■ Goal: An exact reproduction of the records is required, with all images left out.

-- Start of Raw records --

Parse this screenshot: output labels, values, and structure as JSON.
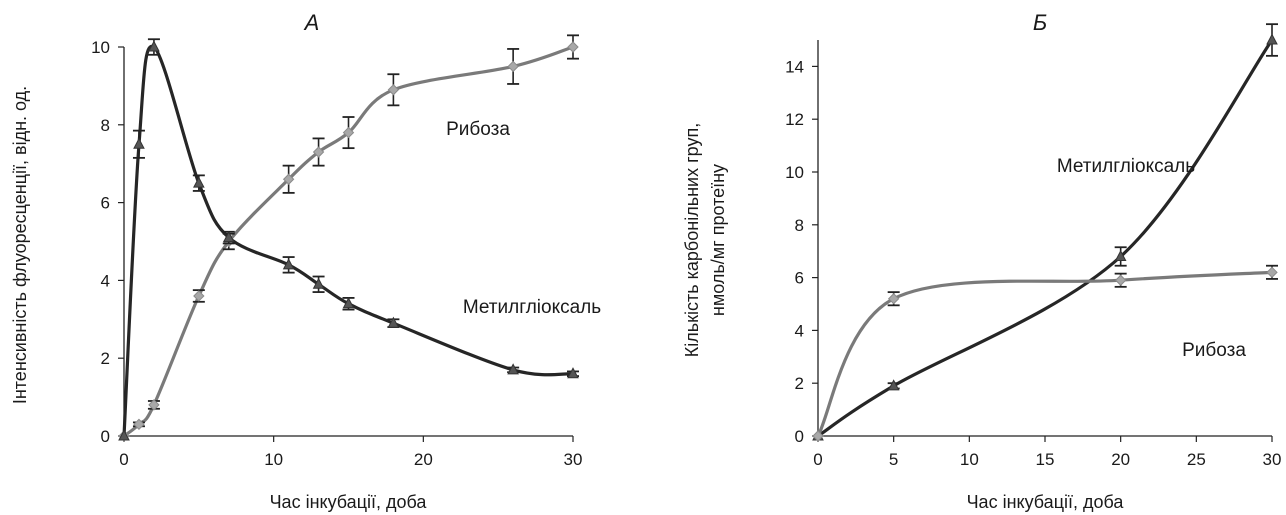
{
  "chart_data": [
    {
      "type": "line",
      "title": "А",
      "xlabel": "Час інкубації, доба",
      "ylabel": "Інтенсивність флуоресценції, відн. од.",
      "xlim": [
        0,
        30
      ],
      "ylim": [
        0,
        10
      ],
      "xticks": [
        "0",
        "10",
        "20",
        "30"
      ],
      "yticks": [
        "0",
        "2",
        "4",
        "6",
        "8",
        "10"
      ],
      "grid": false,
      "legend": "none",
      "series": [
        {
          "name": "Рибоза",
          "color": "#7a7a7a",
          "marker": "diamond",
          "x": [
            0,
            1,
            2,
            5,
            7,
            11,
            13,
            15,
            18,
            26,
            30
          ],
          "y": [
            0,
            0.3,
            0.8,
            3.6,
            5.0,
            6.6,
            7.3,
            7.8,
            8.9,
            9.5,
            10.0
          ],
          "err": [
            0,
            0.05,
            0.1,
            0.15,
            0.2,
            0.35,
            0.35,
            0.4,
            0.4,
            0.45,
            0.3
          ]
        },
        {
          "name": "Метилгліоксаль",
          "color": "#262626",
          "marker": "triangle",
          "x": [
            0,
            1,
            2,
            5,
            7,
            11,
            13,
            15,
            18,
            26,
            30
          ],
          "y": [
            0,
            7.5,
            10.0,
            6.5,
            5.1,
            4.4,
            3.9,
            3.4,
            2.9,
            1.7,
            1.6
          ],
          "err": [
            0,
            0.35,
            0.2,
            0.2,
            0.15,
            0.2,
            0.2,
            0.15,
            0.1,
            0.06,
            0.06
          ]
        }
      ],
      "annotations": [
        "Рибоза",
        "Метилгліоксаль"
      ]
    },
    {
      "type": "line",
      "title": "Б",
      "xlabel": "Час інкубації, доба",
      "ylabel_lines": [
        "Кількість карбонільних груп,",
        "нмоль/мг протеїну"
      ],
      "xlim": [
        0,
        30
      ],
      "ylim": [
        0,
        15
      ],
      "xticks": [
        "0",
        "5",
        "10",
        "15",
        "20",
        "25",
        "30"
      ],
      "yticks": [
        "0",
        "2",
        "4",
        "6",
        "8",
        "10",
        "12",
        "14"
      ],
      "grid": false,
      "legend": "none",
      "series": [
        {
          "name": "Метилгліоксаль",
          "color": "#262626",
          "marker": "triangle",
          "x": [
            0,
            5,
            20,
            30
          ],
          "y": [
            0,
            1.9,
            6.8,
            15.0
          ],
          "err": [
            0,
            0.1,
            0.35,
            0.6
          ]
        },
        {
          "name": "Рибоза",
          "color": "#7a7a7a",
          "marker": "diamond",
          "x": [
            0,
            5,
            20,
            30
          ],
          "y": [
            0,
            5.2,
            5.9,
            6.2
          ],
          "err": [
            0,
            0.25,
            0.25,
            0.25
          ]
        }
      ],
      "annotations": [
        "Метилгліоксаль",
        "Рибоза"
      ]
    }
  ]
}
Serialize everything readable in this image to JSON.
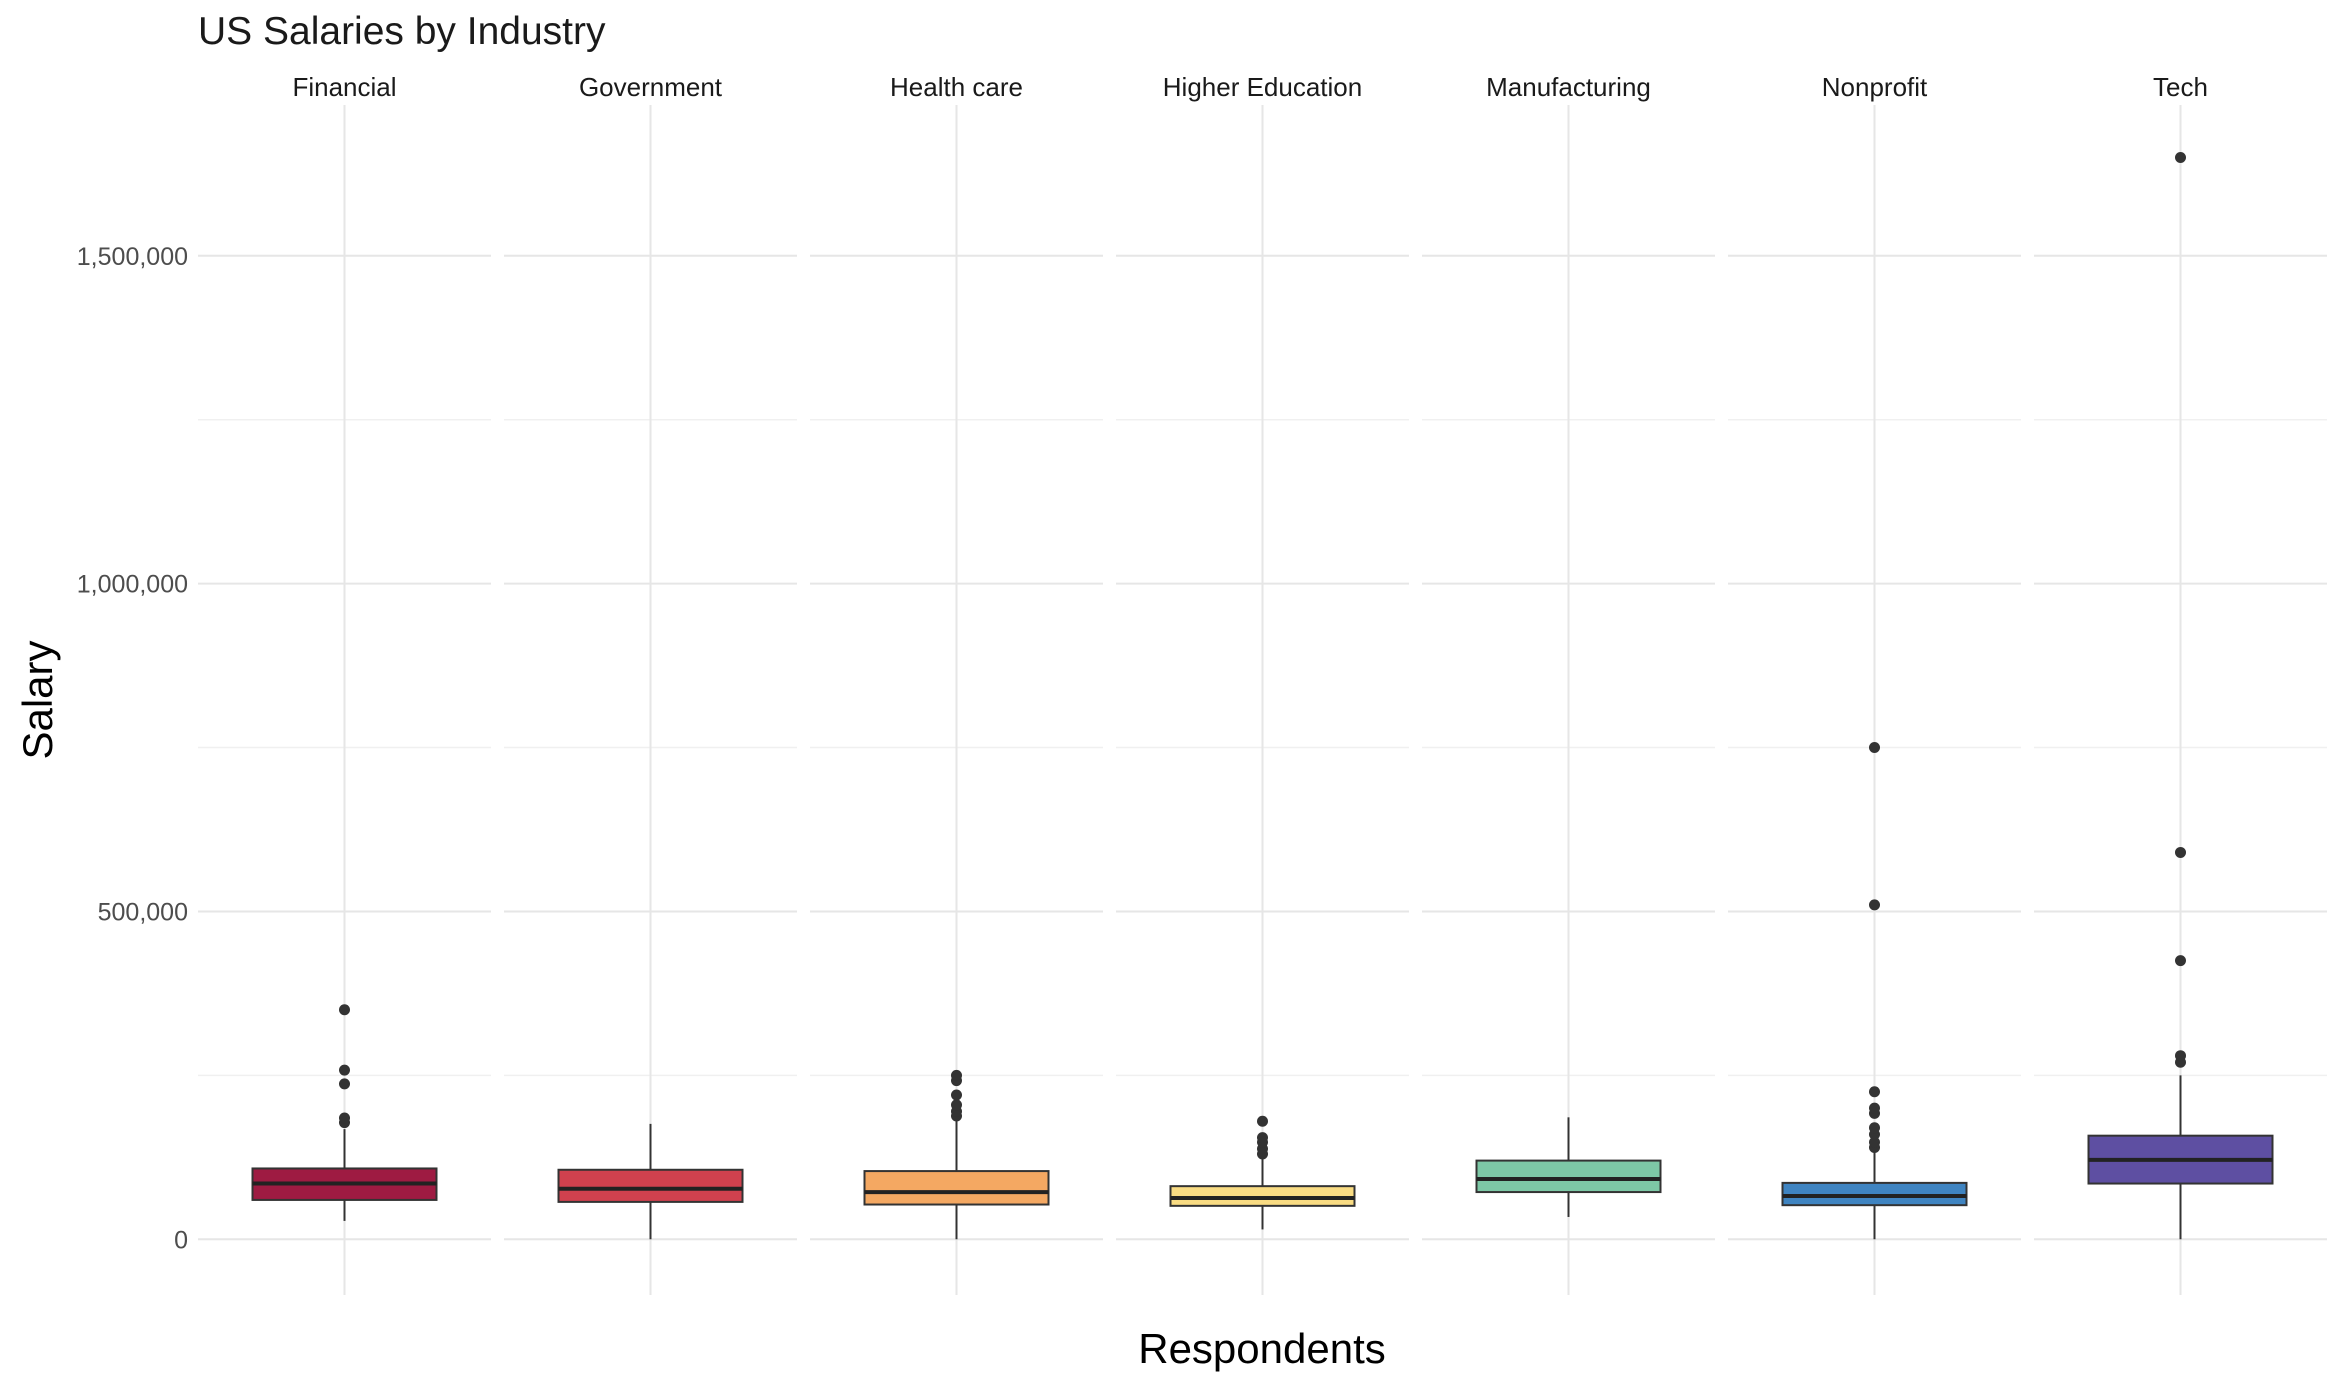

-- End of Raw records --

■ The completed task:
Parse this screenshot: output labels, values, and structure as JSON.
{
  "chart_data": [
    {
      "type": "line",
      "title": "А",
      "xlabel": "Час інкубації, доба",
      "ylabel": "Інтенсивність флуоресценції, відн. од.",
      "xlim": [
        0,
        30
      ],
      "ylim": [
        0,
        10
      ],
      "xticks": [
        "0",
        "10",
        "20",
        "30"
      ],
      "yticks": [
        "0",
        "2",
        "4",
        "6",
        "8",
        "10"
      ],
      "grid": false,
      "legend": "none",
      "series": [
        {
          "name": "Рибоза",
          "color": "#7a7a7a",
          "marker": "diamond",
          "x": [
            0,
            1,
            2,
            5,
            7,
            11,
            13,
            15,
            18,
            26,
            30
          ],
          "y": [
            0,
            0.3,
            0.8,
            3.6,
            5.0,
            6.6,
            7.3,
            7.8,
            8.9,
            9.5,
            10.0
          ],
          "err": [
            0,
            0.05,
            0.1,
            0.15,
            0.2,
            0.35,
            0.35,
            0.4,
            0.4,
            0.45,
            0.3
          ]
        },
        {
          "name": "Метилгліоксаль",
          "color": "#262626",
          "marker": "triangle",
          "x": [
            0,
            1,
            2,
            5,
            7,
            11,
            13,
            15,
            18,
            26,
            30
          ],
          "y": [
            0,
            7.5,
            10.0,
            6.5,
            5.1,
            4.4,
            3.9,
            3.4,
            2.9,
            1.7,
            1.6
          ],
          "err": [
            0,
            0.35,
            0.2,
            0.2,
            0.15,
            0.2,
            0.2,
            0.15,
            0.1,
            0.06,
            0.06
          ]
        }
      ],
      "annotations": [
        "Рибоза",
        "Метилгліоксаль"
      ]
    },
    {
      "type": "line",
      "title": "Б",
      "xlabel": "Час інкубації, доба",
      "ylabel_lines": [
        "Кількість карбонільних груп,",
        "нмоль/мг протеїну"
      ],
      "xlim": [
        0,
        30
      ],
      "ylim": [
        0,
        15
      ],
      "xticks": [
        "0",
        "5",
        "10",
        "15",
        "20",
        "25",
        "30"
      ],
      "yticks": [
        "0",
        "2",
        "4",
        "6",
        "8",
        "10",
        "12",
        "14"
      ],
      "grid": false,
      "legend": "none",
      "series": [
        {
          "name": "Метилгліоксаль",
          "color": "#262626",
          "marker": "triangle",
          "x": [
            0,
            5,
            20,
            30
          ],
          "y": [
            0,
            1.9,
            6.8,
            15.0
          ],
          "err": [
            0,
            0.1,
            0.35,
            0.6
          ]
        },
        {
          "name": "Рибоза",
          "color": "#7a7a7a",
          "marker": "diamond",
          "x": [
            0,
            5,
            20,
            30
          ],
          "y": [
            0,
            5.2,
            5.9,
            6.2
          ],
          "err": [
            0,
            0.25,
            0.25,
            0.25
          ]
        }
      ],
      "annotations": [
        "Метилгліоксаль",
        "Рибоза"
      ]
    }
  ]
}
Serialize everything readable in this image to JSON.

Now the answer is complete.